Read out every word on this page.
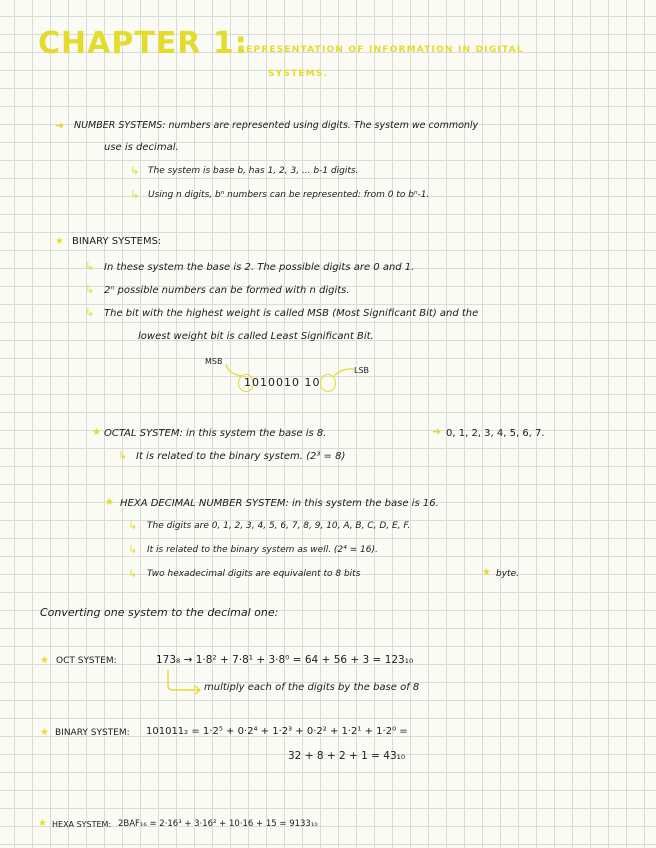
CHAPTER 1:
REPRESENTATION OF INFORMATION IN DIGITAL
SYSTEMS.
➜ NUMBER SYSTEMS: numbers are represented using digits. The system we commonly
use is decimal.
↳ The system is base b, has 1, 2, 3, ... b-1 digits.
↳ Using n digits, bⁿ numbers can be represented: from 0 to bⁿ-1.
★ BINARY SYSTEMS:
↳ In these system the base is 2. The possible digits are 0 and 1.
↳ 2ⁿ possible numbers can be formed with n digits.
↳ The bit with the highest weight is called MSB (Most Significant Bit) and the
lowest weight bit is called Least Significant Bit.
MSB
LSB
1010010 10
★ OCTAL SYSTEM: in this system the base is 8.	➜ 0, 1, 2, 3, 4, 5, 6, 7.
↳ It is related to the binary system. (2³ = 8)
★ HEXA DECIMAL NUMBER SYSTEM: in this system the base is 16.
↳ The digits are 0, 1, 2, 3, 4, 5, 6, 7, 8, 9, 10, A, B, C, D, E, F.
↳ It is related to the binary system as well. (2⁴ = 16).
↳ Two hexadecimal digits are equivalent to 8 bits	★ byte.
Converting one system to the decimal one:
★ OCT SYSTEM:	173₈ → 1·8² + 7·8¹ + 3·8⁰ = 64 + 56 + 3 = 123₁₀
multiply each of the digits by the base of 8
★ BINARY SYSTEM: 101011₂ = 1·2⁵ + 0·2⁴ + 1·2³ + 0·2² + 1·2¹ + 1·2⁰ =
32 + 8 + 2 + 1 = 43₁₀
★ HEXA SYSTEM: 2BAF₁₆ = 2·16³ + 3·16² + 10·16 + 15 = 9133₁₀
------------------------------------------------
■ **SET TASK**: Omit the pictures. Transcribe every record exactly.

■ **REPLY**:
Read out every word on this page.
CHAPTER 1:
REPRESENTATION OF INFORMATION IN DIGITAL
SYSTEMS.
➜ NUMBER SYSTEMS: numbers are represented using digits. The system we commonly
use is decimal.
↳ The system is base b, has 1, 2, 3, ... b-1 digits.
↳ Using n digits, bⁿ numbers can be represented: from 0 to bⁿ-1.
★ BINARY SYSTEMS:
↳ In these system the base is 2. The possible digits are 0 and 1.
↳ 2ⁿ possible numbers can be formed with n digits.
↳ The bit with the highest weight is called MSB (Most Significant Bit) and the
lowest weight bit is called Least Significant Bit.
MSB
LSB
1010010 10
★ OCTAL SYSTEM: in this system the base is 8.	➜ 0, 1, 2, 3, 4, 5, 6, 7.
↳ It is related to the binary system. (2³ = 8)
★ HEXA DECIMAL NUMBER SYSTEM: in this system the base is 16.
↳ The digits are 0, 1, 2, 3, 4, 5, 6, 7, 8, 9, 10, A, B, C, D, E, F.
↳ It is related to the binary system as well. (2⁴ = 16).
↳ Two hexadecimal digits are equivalent to 8 bits	★ byte.
Converting one system to the decimal one:
★ OCT SYSTEM:	173₈ → 1·8² + 7·8¹ + 3·8⁰ = 64 + 56 + 3 = 123₁₀
multiply each of the digits by the base of 8
★ BINARY SYSTEM: 101011₂ = 1·2⁵ + 0·2⁴ + 1·2³ + 0·2² + 1·2¹ + 1·2⁰ =
32 + 8 + 2 + 1 = 43₁₀
★ HEXA SYSTEM: 2BAF₁₆ = 2·16³ + 3·16² + 10·16 + 15 = 9133₁₀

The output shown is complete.